» WHAT TO WORK ON
Wherever the string "side" appears in the listing, copy that line.

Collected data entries
□ □ □

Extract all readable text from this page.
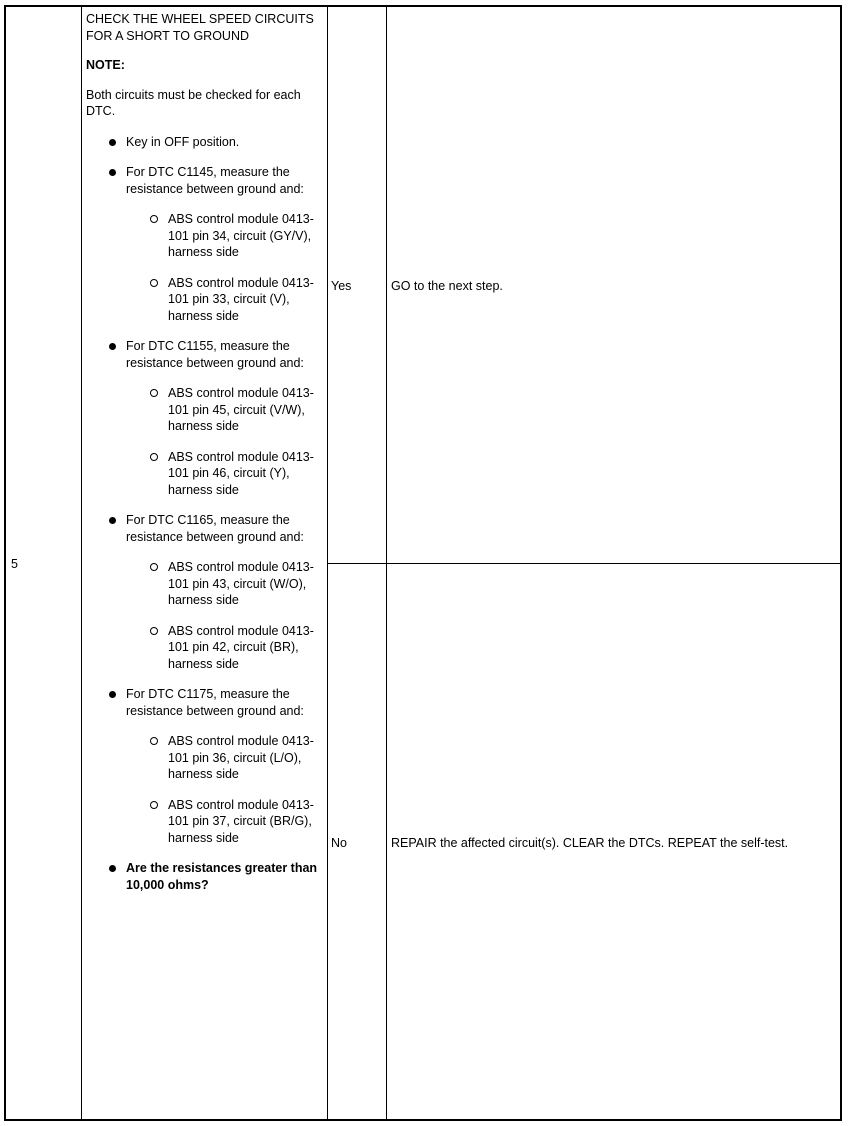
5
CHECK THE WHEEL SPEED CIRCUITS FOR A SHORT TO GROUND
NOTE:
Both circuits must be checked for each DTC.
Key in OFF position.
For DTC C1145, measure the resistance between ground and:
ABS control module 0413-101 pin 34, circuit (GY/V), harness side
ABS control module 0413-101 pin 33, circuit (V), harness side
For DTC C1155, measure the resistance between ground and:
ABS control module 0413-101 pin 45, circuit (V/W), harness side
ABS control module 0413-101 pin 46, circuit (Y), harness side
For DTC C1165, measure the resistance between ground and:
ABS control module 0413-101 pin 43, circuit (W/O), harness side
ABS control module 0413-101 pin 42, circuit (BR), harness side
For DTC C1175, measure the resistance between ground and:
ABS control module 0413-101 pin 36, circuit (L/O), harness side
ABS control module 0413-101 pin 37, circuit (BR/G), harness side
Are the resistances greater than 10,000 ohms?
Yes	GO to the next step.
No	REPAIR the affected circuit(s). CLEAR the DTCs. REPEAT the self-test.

□ □ □

» SOLUTION FOR THIS TASK
ABS control module 0413-101 pin 34, circuit (GY/V), harness side
ABS control module 0413-101 pin 33, circuit (V), harness side
ABS control module 0413-101 pin 45, circuit (V/W), harness side
ABS control module 0413-101 pin 46, circuit (Y), harness side
ABS control module 0413-101 pin 43, circuit (W/O), harness side
ABS control module 0413-101 pin 42, circuit (BR), harness side
ABS control module 0413-101 pin 36, circuit (L/O), harness side
ABS control module 0413-101 pin 37, circuit (BR/G), harness side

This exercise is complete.